→ **Provided records**:
————

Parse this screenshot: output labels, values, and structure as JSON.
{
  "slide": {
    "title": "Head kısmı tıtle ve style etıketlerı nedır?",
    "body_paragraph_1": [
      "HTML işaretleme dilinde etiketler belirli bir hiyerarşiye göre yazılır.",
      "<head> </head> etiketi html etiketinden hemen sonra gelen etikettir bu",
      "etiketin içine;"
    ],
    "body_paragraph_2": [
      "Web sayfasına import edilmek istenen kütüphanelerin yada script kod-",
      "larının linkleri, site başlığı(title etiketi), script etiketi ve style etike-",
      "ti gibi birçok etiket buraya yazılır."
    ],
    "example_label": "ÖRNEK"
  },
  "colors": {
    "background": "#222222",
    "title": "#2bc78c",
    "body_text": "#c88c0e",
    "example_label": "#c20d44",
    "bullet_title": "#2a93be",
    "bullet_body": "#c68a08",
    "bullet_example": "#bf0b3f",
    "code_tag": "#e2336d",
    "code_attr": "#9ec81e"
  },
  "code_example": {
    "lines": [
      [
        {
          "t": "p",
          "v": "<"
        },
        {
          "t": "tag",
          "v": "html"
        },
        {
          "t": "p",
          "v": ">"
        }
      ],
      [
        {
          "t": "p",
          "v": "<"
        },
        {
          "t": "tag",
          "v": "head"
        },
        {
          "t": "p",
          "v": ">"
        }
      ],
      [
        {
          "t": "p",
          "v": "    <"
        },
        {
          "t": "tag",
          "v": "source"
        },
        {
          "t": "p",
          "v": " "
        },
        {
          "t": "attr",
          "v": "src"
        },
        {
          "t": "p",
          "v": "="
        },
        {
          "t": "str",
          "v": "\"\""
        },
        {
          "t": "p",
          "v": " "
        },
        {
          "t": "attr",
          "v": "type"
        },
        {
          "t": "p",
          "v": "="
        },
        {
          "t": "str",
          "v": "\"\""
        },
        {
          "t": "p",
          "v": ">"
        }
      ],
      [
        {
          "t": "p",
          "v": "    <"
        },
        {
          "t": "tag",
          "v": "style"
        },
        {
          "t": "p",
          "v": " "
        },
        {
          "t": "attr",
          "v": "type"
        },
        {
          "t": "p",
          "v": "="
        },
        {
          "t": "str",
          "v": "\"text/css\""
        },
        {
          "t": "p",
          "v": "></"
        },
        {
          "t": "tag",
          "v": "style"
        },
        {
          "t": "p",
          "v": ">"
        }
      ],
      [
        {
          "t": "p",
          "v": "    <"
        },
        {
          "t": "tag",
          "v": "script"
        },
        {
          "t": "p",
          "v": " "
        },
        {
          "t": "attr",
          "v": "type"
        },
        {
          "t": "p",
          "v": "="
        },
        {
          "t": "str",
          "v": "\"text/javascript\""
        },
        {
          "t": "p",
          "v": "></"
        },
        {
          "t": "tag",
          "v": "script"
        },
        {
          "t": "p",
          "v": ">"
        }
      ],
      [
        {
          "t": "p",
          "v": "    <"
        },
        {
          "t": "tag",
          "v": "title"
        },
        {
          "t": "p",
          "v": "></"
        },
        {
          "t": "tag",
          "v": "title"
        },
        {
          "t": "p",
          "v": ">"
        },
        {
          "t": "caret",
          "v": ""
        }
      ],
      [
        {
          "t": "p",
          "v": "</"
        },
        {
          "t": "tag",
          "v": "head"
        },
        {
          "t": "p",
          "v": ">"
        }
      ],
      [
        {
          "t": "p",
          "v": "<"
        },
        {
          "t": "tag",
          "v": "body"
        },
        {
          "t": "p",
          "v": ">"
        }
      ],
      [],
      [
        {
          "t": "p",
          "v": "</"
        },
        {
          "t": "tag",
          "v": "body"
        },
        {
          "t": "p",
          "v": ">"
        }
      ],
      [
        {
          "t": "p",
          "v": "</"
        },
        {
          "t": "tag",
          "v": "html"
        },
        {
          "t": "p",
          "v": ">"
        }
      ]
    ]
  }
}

————

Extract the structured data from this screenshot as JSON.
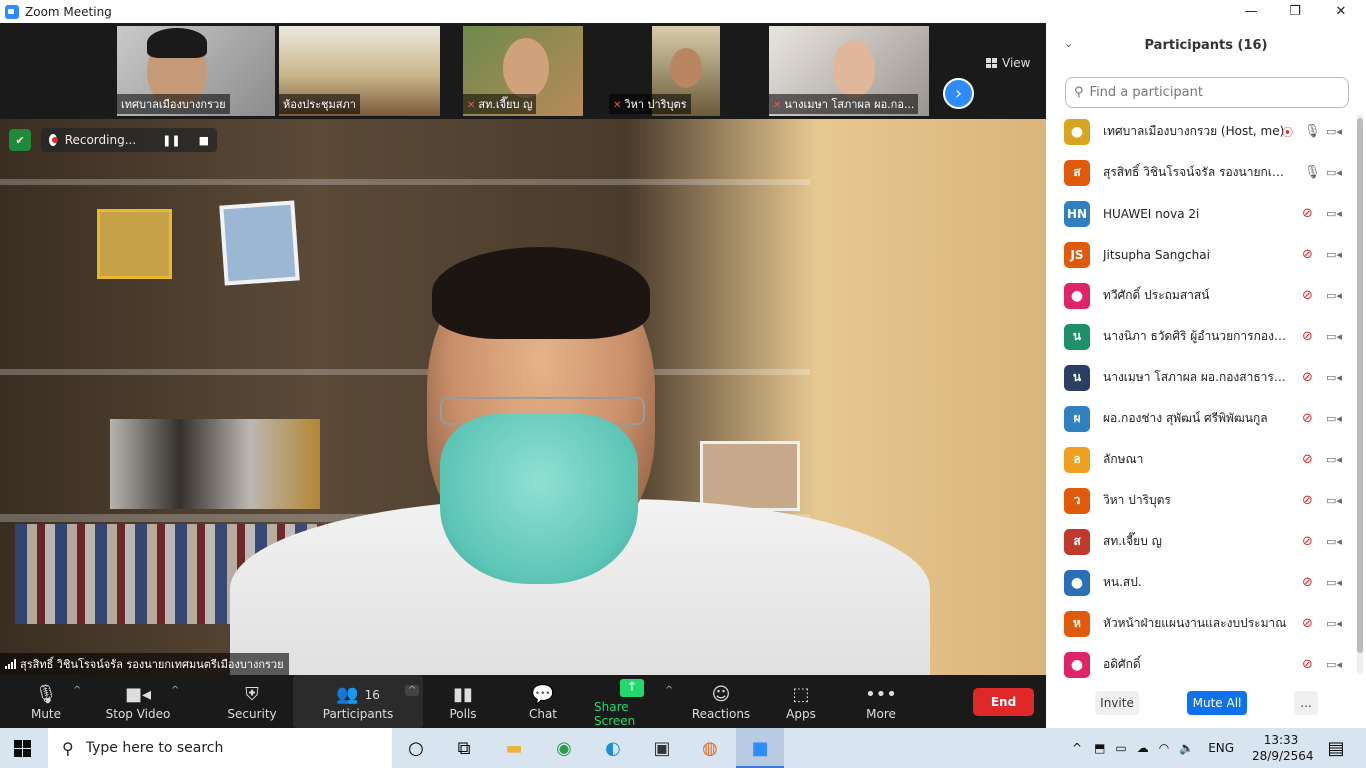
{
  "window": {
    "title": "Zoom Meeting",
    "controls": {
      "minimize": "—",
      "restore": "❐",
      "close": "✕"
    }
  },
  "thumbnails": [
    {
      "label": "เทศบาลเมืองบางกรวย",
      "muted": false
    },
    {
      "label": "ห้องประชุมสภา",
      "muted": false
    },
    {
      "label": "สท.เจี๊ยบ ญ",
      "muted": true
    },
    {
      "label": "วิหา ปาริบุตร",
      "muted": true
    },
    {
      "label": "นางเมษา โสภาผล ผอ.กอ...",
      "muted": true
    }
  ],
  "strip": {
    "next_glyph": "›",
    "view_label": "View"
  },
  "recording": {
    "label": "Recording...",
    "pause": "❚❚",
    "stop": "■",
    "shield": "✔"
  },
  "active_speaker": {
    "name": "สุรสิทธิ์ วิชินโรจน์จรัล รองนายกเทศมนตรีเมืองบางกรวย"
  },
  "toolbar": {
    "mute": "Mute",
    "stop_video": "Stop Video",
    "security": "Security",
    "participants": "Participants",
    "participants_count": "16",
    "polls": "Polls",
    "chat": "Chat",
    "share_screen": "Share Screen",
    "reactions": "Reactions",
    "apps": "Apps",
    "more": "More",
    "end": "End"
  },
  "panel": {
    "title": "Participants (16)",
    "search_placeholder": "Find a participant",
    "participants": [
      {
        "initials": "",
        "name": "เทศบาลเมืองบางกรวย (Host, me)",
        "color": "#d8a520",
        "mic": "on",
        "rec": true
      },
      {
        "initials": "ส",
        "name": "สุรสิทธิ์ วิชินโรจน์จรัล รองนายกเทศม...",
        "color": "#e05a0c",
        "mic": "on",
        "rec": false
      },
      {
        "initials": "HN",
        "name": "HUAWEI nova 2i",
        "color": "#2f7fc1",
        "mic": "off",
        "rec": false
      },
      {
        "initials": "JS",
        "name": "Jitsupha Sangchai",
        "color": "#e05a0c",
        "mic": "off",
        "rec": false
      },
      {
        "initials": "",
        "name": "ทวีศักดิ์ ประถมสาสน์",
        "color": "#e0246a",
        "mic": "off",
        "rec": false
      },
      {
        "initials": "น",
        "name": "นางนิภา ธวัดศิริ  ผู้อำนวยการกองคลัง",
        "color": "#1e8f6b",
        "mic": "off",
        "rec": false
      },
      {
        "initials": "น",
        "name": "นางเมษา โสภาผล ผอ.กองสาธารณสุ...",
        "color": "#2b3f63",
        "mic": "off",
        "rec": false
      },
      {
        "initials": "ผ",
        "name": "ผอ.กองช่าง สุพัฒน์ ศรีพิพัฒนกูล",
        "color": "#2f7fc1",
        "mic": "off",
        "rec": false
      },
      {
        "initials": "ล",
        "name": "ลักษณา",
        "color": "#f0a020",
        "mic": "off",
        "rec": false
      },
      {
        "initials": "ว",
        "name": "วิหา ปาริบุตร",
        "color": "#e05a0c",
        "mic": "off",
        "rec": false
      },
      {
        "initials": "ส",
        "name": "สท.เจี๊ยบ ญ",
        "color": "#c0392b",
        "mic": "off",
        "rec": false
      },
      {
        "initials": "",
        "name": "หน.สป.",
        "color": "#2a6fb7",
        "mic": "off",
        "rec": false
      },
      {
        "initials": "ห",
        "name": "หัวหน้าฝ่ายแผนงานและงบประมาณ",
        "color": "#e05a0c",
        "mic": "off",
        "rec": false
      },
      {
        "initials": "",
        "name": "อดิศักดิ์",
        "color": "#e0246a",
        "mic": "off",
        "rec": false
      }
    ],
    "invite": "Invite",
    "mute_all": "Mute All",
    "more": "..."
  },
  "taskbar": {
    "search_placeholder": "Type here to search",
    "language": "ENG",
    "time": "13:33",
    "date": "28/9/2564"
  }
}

————

→ **Problem**: In the listing, find each line with the string "yazılır" and copy it.

→ **Task output**:
      "HTML işaretleme dilinde etiketler belirli bir hiyerarşiye göre yazılır.",
      "ti gibi birçok etiket buraya yazılır."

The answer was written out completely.